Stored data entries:
---

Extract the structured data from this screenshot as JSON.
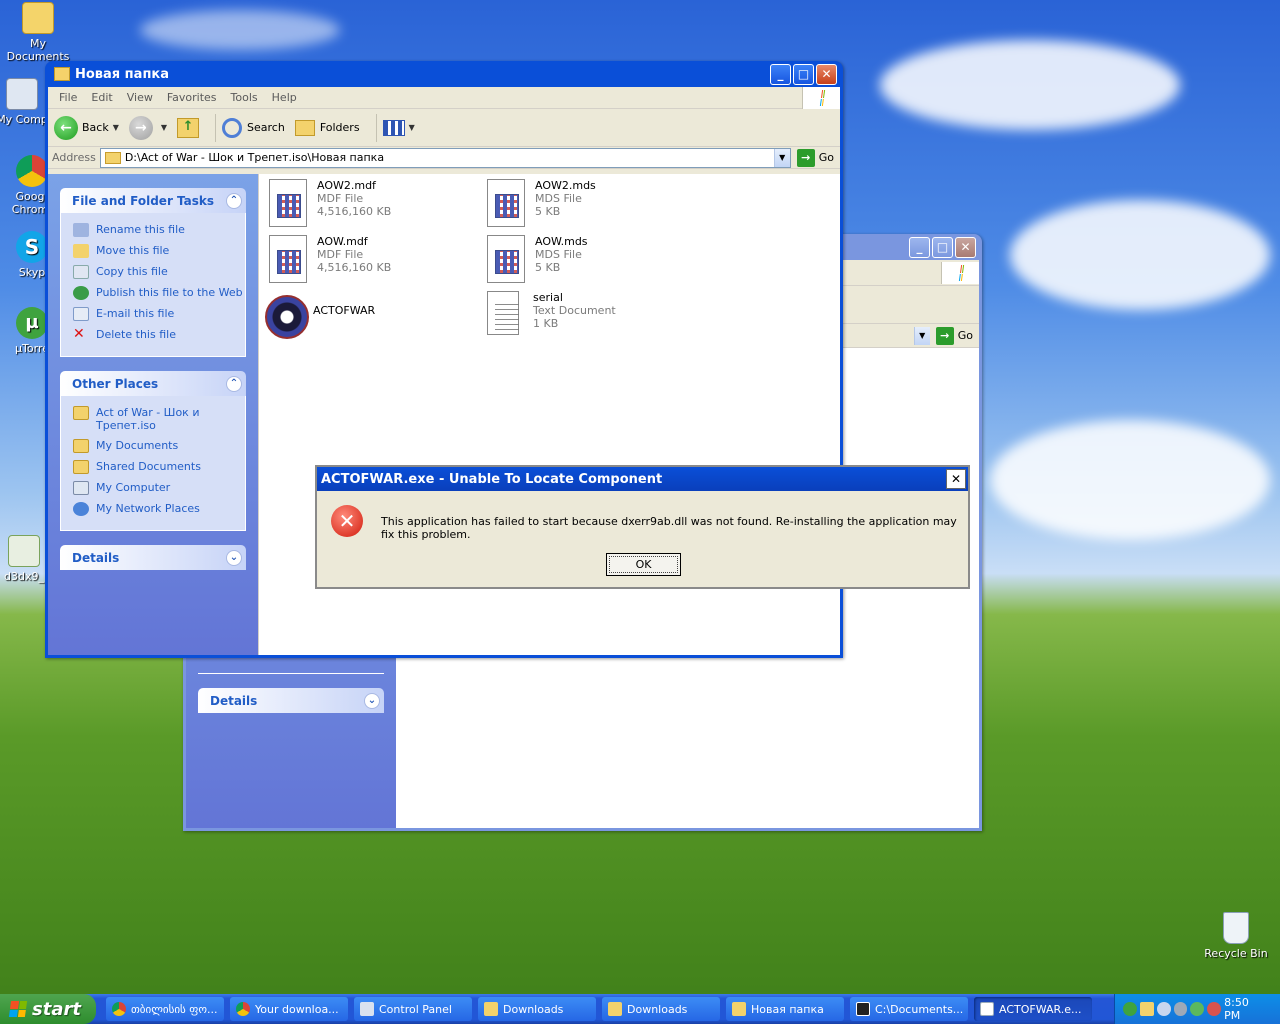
{
  "desktop": {
    "icons": [
      {
        "label": "My Documents"
      },
      {
        "label": "My Comp"
      },
      {
        "label": "Goog Chrom"
      },
      {
        "label": "Skyp"
      },
      {
        "label": "µTorre"
      },
      {
        "label": "d3dx9_"
      },
      {
        "label": "Recycle Bin"
      }
    ]
  },
  "back_window": {
    "go_label": "Go",
    "details_label": "Details"
  },
  "explorer": {
    "title": "Новая папка",
    "menu": [
      "File",
      "Edit",
      "View",
      "Favorites",
      "Tools",
      "Help"
    ],
    "toolbar": {
      "back": "Back",
      "search": "Search",
      "folders": "Folders"
    },
    "address": {
      "label": "Address",
      "value": "D:\\Act of War - Шок и Трепет.iso\\Новая папка",
      "go": "Go"
    },
    "file_tasks": {
      "title": "File and Folder Tasks",
      "items": [
        "Rename this file",
        "Move this file",
        "Copy this file",
        "Publish this file to the Web",
        "E-mail this file",
        "Delete this file"
      ]
    },
    "other_places": {
      "title": "Other Places",
      "items": [
        "Act of War - Шок и Трепет.iso",
        "My Documents",
        "Shared Documents",
        "My Computer",
        "My Network Places"
      ]
    },
    "details_title": "Details",
    "files": [
      {
        "name": "AOW2.mdf",
        "type": "MDF File",
        "size": "4,516,160 KB"
      },
      {
        "name": "AOW2.mds",
        "type": "MDS File",
        "size": "5 KB"
      },
      {
        "name": "AOW.mdf",
        "type": "MDF File",
        "size": "4,516,160 KB"
      },
      {
        "name": "AOW.mds",
        "type": "MDS File",
        "size": "5 KB"
      },
      {
        "name": "ACTOFWAR",
        "type": "",
        "size": ""
      },
      {
        "name": "serial",
        "type": "Text Document",
        "size": "1 KB"
      }
    ]
  },
  "dialog": {
    "title": "ACTOFWAR.exe - Unable To Locate Component",
    "message": "This application has failed to start because dxerr9ab.dll was not found. Re-installing the application may fix this problem.",
    "ok": "OK"
  },
  "taskbar": {
    "start": "start",
    "items": [
      {
        "label": "თბილისის ფო..."
      },
      {
        "label": "Your downloa..."
      },
      {
        "label": "Control Panel"
      },
      {
        "label": "Downloads"
      },
      {
        "label": "Downloads"
      },
      {
        "label": "Новая папка"
      },
      {
        "label": "C:\\Documents..."
      },
      {
        "label": "ACTOFWAR.e..."
      }
    ],
    "clock": "8:50 PM"
  }
}
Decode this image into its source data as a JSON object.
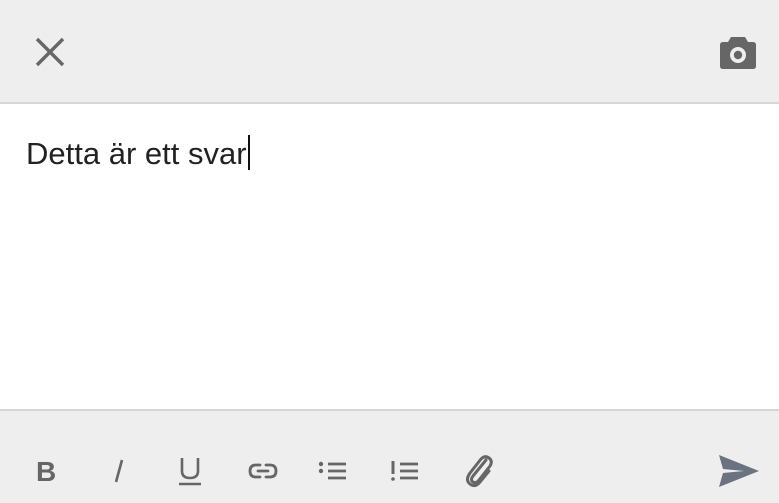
{
  "header": {
    "close_icon": "close-icon",
    "camera_icon": "camera-icon"
  },
  "editor": {
    "text": "Detta är ett svar"
  },
  "toolbar": {
    "tools": [
      {
        "name": "bold",
        "icon": "bold-icon"
      },
      {
        "name": "italic",
        "icon": "italic-icon"
      },
      {
        "name": "underline",
        "icon": "underline-icon"
      },
      {
        "name": "link",
        "icon": "link-icon"
      },
      {
        "name": "bulleted-list",
        "icon": "bulleted-list-icon"
      },
      {
        "name": "numbered-list",
        "icon": "numbered-list-icon"
      },
      {
        "name": "attach",
        "icon": "paperclip-icon"
      }
    ],
    "send_icon": "send-icon"
  },
  "colors": {
    "bar_background": "#eeeeee",
    "icon_gray": "#666666",
    "send_color": "#6b7280",
    "text": "#222222"
  }
}
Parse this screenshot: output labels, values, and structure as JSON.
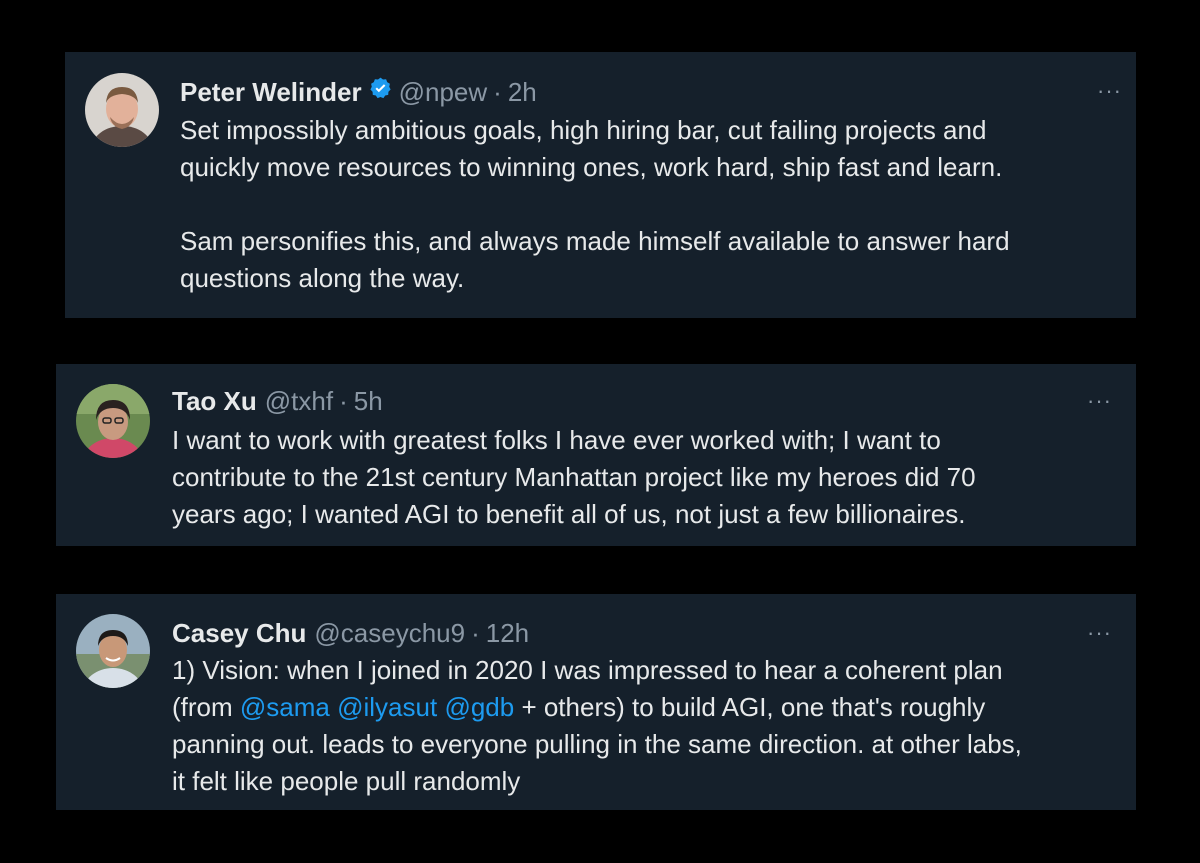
{
  "tweets": [
    {
      "name": "Peter Welinder",
      "verified": true,
      "handle": "@npew",
      "separator": "·",
      "time": "2h",
      "more_label": "···",
      "lines": [
        "Set impossibly ambitious goals, high hiring bar, cut failing projects and",
        "quickly move resources to winning ones, work hard, ship fast and learn.",
        "",
        "Sam personifies this, and always made himself available to answer hard",
        "questions along the way."
      ]
    },
    {
      "name": "Tao Xu",
      "verified": false,
      "handle": "@txhf",
      "separator": "·",
      "time": "5h",
      "more_label": "···",
      "lines": [
        "I want to work with greatest folks I have ever worked with; I want to",
        "contribute to the 21st century Manhattan project like my heroes did 70",
        "years ago; I wanted AGI to benefit all of us, not just a few billionaires."
      ]
    },
    {
      "name": "Casey Chu",
      "verified": false,
      "handle": "@caseychu9",
      "separator": "·",
      "time": "12h",
      "more_label": "···",
      "lines": [
        "1) Vision: when I joined in 2020 I was impressed to hear a coherent plan",
        "",
        "panning out. leads to everyone pulling in the same direction. at other labs,",
        "it felt like people pull randomly"
      ],
      "line2": {
        "prefix": "(from ",
        "mention1": "@sama",
        "space1": " ",
        "mention2": "@ilyasut",
        "space2": " ",
        "mention3": "@gdb",
        "suffix": " + others) to build AGI, one that's roughly"
      }
    }
  ],
  "colors": {
    "background": "#000000",
    "card": "#15202b",
    "text": "#e7e9ea",
    "muted": "#8b98a5",
    "link": "#1d9bf0",
    "verified": "#1d9bf0"
  }
}
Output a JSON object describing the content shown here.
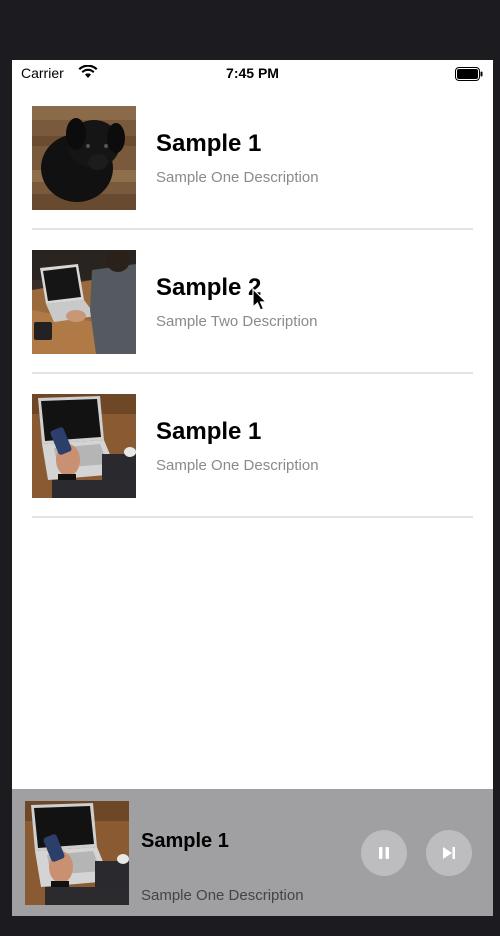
{
  "status_bar": {
    "carrier": "Carrier",
    "time": "7:45 PM"
  },
  "list": {
    "items": [
      {
        "title": "Sample 1",
        "description": "Sample One Description",
        "image": "black-puppy-photo"
      },
      {
        "title": "Sample 2",
        "description": "Sample Two Description",
        "image": "laptop-typing-photo"
      },
      {
        "title": "Sample 1",
        "description": "Sample One Description",
        "image": "phone-and-laptop-photo"
      }
    ]
  },
  "player": {
    "title": "Sample 1",
    "description": "Sample One Description",
    "image": "phone-and-laptop-photo",
    "controls": [
      "pause-icon",
      "skip-next-icon"
    ]
  }
}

---

Objective:
Repeat everything in the records precisely. Images are excluded from the copy.

Exercise answer:
Extract the structured data from this screenshot as JSON.
{
  "desktop": {
    "icons": [
      {
        "label": "My Documents"
      },
      {
        "label": "My Comp"
      },
      {
        "label": "Goog Chrom"
      },
      {
        "label": "Skyp"
      },
      {
        "label": "µTorre"
      },
      {
        "label": "d3dx9_"
      },
      {
        "label": "Recycle Bin"
      }
    ]
  },
  "back_window": {
    "go_label": "Go",
    "details_label": "Details"
  },
  "explorer": {
    "title": "Новая папка",
    "menu": [
      "File",
      "Edit",
      "View",
      "Favorites",
      "Tools",
      "Help"
    ],
    "toolbar": {
      "back": "Back",
      "search": "Search",
      "folders": "Folders"
    },
    "address": {
      "label": "Address",
      "value": "D:\\Act of War - Шок и Трепет.iso\\Новая папка",
      "go": "Go"
    },
    "file_tasks": {
      "title": "File and Folder Tasks",
      "items": [
        "Rename this file",
        "Move this file",
        "Copy this file",
        "Publish this file to the Web",
        "E-mail this file",
        "Delete this file"
      ]
    },
    "other_places": {
      "title": "Other Places",
      "items": [
        "Act of War - Шок и Трепет.iso",
        "My Documents",
        "Shared Documents",
        "My Computer",
        "My Network Places"
      ]
    },
    "details_title": "Details",
    "files": [
      {
        "name": "AOW2.mdf",
        "type": "MDF File",
        "size": "4,516,160 KB"
      },
      {
        "name": "AOW2.mds",
        "type": "MDS File",
        "size": "5 KB"
      },
      {
        "name": "AOW.mdf",
        "type": "MDF File",
        "size": "4,516,160 KB"
      },
      {
        "name": "AOW.mds",
        "type": "MDS File",
        "size": "5 KB"
      },
      {
        "name": "ACTOFWAR",
        "type": "",
        "size": ""
      },
      {
        "name": "serial",
        "type": "Text Document",
        "size": "1 KB"
      }
    ]
  },
  "dialog": {
    "title": "ACTOFWAR.exe - Unable To Locate Component",
    "message": "This application has failed to start because dxerr9ab.dll was not found. Re-installing the application may fix this problem.",
    "ok": "OK"
  },
  "taskbar": {
    "start": "start",
    "items": [
      {
        "label": "თბილისის ფო..."
      },
      {
        "label": "Your downloa..."
      },
      {
        "label": "Control Panel"
      },
      {
        "label": "Downloads"
      },
      {
        "label": "Downloads"
      },
      {
        "label": "Новая папка"
      },
      {
        "label": "C:\\Documents..."
      },
      {
        "label": "ACTOFWAR.e..."
      }
    ],
    "clock": "8:50 PM"
  }
}
Decode this image into its source data as a JSON object.
{
  "header": {
    "close_icon": "close-icon",
    "camera_icon": "camera-icon"
  },
  "editor": {
    "text": "Detta är ett svar"
  },
  "toolbar": {
    "tools": [
      {
        "name": "bold",
        "icon": "bold-icon"
      },
      {
        "name": "italic",
        "icon": "italic-icon"
      },
      {
        "name": "underline",
        "icon": "underline-icon"
      },
      {
        "name": "link",
        "icon": "link-icon"
      },
      {
        "name": "bulleted-list",
        "icon": "bulleted-list-icon"
      },
      {
        "name": "numbered-list",
        "icon": "numbered-list-icon"
      },
      {
        "name": "attach",
        "icon": "paperclip-icon"
      }
    ],
    "send_icon": "send-icon"
  },
  "colors": {
    "bar_background": "#eeeeee",
    "icon_gray": "#666666",
    "send_color": "#6b7280",
    "text": "#222222"
  }
}
Parse this screenshot: output labels, values, and structure as JSON.
{
  "tweets": [
    {
      "name": "Peter Welinder",
      "verified": true,
      "handle": "@npew",
      "separator": "·",
      "time": "2h",
      "more_label": "···",
      "lines": [
        "Set impossibly ambitious goals, high hiring bar, cut failing projects and",
        "quickly move resources to winning ones, work hard, ship fast and learn.",
        "",
        "Sam personifies this, and always made himself available to answer hard",
        "questions along the way."
      ]
    },
    {
      "name": "Tao Xu",
      "verified": false,
      "handle": "@txhf",
      "separator": "·",
      "time": "5h",
      "more_label": "···",
      "lines": [
        "I want to work with greatest folks I have ever worked with; I want to",
        "contribute to the 21st century Manhattan project like my heroes did 70",
        "years ago; I wanted AGI to benefit all of us, not just a few billionaires."
      ]
    },
    {
      "name": "Casey Chu",
      "verified": false,
      "handle": "@caseychu9",
      "separator": "·",
      "time": "12h",
      "more_label": "···",
      "lines": [
        "1) Vision: when I joined in 2020 I was impressed to hear a coherent plan",
        "",
        "panning out. leads to everyone pulling in the same direction. at other labs,",
        "it felt like people pull randomly"
      ],
      "line2": {
        "prefix": "(from ",
        "mention1": "@sama",
        "space1": " ",
        "mention2": "@ilyasut",
        "space2": " ",
        "mention3": "@gdb",
        "suffix": " + others) to build AGI, one that's roughly"
      }
    }
  ],
  "colors": {
    "background": "#000000",
    "card": "#15202b",
    "text": "#e7e9ea",
    "muted": "#8b98a5",
    "link": "#1d9bf0",
    "verified": "#1d9bf0"
  }
}
Output a JSON object describing the content shown here.
{
  "status_bar": {
    "carrier": "Carrier",
    "time": "7:45 PM"
  },
  "list": {
    "items": [
      {
        "title": "Sample 1",
        "description": "Sample One Description",
        "image": "black-puppy-photo"
      },
      {
        "title": "Sample 2",
        "description": "Sample Two Description",
        "image": "laptop-typing-photo"
      },
      {
        "title": "Sample 1",
        "description": "Sample One Description",
        "image": "phone-and-laptop-photo"
      }
    ]
  },
  "player": {
    "title": "Sample 1",
    "description": "Sample One Description",
    "image": "phone-and-laptop-photo",
    "controls": [
      "pause-icon",
      "skip-next-icon"
    ]
  }
}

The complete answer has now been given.